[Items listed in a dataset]
————————

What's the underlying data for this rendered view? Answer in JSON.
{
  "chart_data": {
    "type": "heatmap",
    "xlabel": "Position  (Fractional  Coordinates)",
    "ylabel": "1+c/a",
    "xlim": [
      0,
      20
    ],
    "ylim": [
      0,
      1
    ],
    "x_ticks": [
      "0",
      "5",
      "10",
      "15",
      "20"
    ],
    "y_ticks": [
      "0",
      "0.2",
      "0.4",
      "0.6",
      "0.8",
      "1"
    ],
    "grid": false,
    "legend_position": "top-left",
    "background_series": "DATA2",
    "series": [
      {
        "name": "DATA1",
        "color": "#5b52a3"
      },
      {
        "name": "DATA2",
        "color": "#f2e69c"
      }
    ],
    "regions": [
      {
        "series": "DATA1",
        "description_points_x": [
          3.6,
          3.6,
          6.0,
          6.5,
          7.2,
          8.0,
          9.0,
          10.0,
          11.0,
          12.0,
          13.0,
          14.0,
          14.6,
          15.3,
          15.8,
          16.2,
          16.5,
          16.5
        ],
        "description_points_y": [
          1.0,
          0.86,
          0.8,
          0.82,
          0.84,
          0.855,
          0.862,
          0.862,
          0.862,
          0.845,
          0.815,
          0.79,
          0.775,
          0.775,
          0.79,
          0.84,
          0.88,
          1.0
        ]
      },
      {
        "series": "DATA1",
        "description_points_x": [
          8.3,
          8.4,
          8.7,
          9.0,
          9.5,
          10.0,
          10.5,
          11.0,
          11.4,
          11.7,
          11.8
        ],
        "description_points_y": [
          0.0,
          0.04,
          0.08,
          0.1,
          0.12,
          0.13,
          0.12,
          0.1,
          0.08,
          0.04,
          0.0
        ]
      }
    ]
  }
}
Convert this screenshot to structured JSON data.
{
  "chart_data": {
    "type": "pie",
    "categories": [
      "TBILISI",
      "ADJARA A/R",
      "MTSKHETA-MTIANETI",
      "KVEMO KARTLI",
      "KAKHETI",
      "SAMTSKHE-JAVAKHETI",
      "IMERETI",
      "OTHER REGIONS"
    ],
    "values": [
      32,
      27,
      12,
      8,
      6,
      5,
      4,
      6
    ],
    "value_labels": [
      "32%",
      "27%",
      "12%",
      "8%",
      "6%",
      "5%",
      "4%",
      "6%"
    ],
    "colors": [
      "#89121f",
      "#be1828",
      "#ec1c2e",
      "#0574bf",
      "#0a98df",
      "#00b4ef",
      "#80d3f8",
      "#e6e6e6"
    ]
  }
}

————————

WHAT YOU WILL DO: Copy out each line of the data containing the string "JSON".

THE ANSWER:
What's the underlying data for this rendered view? Answer in JSON.
Convert this screenshot to structured JSON data.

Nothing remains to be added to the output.